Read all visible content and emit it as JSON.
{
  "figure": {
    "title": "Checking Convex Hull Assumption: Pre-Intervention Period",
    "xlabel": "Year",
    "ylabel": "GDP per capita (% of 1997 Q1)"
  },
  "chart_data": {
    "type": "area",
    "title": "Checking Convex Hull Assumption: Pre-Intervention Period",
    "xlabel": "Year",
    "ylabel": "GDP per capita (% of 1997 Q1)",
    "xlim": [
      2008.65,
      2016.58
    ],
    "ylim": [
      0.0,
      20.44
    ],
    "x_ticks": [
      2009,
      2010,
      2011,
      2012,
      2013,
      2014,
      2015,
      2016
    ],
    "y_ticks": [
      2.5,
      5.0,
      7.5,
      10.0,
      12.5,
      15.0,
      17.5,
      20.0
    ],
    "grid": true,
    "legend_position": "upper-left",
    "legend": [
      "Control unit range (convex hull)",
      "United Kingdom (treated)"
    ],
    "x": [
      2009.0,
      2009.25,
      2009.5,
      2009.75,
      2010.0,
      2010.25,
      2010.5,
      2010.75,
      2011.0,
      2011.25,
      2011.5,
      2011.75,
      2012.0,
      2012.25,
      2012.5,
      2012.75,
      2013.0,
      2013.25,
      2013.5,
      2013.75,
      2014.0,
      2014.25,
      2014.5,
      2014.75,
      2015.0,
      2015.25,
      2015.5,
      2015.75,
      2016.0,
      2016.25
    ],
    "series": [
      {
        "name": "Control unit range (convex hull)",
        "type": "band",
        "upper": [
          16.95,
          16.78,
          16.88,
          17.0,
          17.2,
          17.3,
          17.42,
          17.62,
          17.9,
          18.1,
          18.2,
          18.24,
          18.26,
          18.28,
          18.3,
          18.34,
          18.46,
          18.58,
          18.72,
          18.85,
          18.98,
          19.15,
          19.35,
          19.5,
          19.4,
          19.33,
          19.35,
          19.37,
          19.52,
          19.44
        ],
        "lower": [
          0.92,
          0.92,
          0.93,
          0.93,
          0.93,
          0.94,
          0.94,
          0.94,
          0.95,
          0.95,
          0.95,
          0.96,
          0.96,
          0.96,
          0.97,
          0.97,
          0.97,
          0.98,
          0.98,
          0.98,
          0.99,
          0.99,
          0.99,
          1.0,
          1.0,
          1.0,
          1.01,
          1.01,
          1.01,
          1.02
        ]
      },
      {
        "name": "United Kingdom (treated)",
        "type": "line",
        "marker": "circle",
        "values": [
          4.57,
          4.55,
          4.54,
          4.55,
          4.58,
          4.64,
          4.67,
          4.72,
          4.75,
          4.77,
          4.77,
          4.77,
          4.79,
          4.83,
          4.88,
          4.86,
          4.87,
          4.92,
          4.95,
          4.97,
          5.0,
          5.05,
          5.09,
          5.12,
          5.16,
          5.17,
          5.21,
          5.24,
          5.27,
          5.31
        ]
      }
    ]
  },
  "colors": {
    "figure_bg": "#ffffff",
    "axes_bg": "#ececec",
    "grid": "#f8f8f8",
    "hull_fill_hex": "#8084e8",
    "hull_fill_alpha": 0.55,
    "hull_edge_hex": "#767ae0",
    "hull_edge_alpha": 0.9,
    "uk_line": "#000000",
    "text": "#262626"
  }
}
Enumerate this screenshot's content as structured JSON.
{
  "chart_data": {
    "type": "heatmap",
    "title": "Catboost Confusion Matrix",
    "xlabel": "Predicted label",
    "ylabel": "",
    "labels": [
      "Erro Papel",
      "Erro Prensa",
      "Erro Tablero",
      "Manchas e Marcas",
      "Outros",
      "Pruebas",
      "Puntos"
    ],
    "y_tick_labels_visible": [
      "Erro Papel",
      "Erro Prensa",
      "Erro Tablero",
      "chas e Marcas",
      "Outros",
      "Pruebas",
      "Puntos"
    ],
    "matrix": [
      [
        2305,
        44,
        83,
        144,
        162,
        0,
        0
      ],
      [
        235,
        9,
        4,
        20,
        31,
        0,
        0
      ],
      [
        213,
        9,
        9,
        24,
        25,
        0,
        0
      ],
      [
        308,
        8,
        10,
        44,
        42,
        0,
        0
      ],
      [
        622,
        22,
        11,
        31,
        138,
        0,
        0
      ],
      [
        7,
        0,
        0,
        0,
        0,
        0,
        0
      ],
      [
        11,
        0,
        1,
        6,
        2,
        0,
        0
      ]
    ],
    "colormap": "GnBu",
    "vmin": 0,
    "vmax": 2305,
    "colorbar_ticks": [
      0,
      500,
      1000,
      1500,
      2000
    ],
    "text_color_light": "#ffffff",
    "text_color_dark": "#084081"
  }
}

○ ○ ○ ○

▶ **WHAT TO PRODUCE**: Copy all lines from the data that hold the word "range".

▶ **EXERCISE RESULT**:
      "Control unit range (convex hull)",
        "name": "Control unit range (convex hull)",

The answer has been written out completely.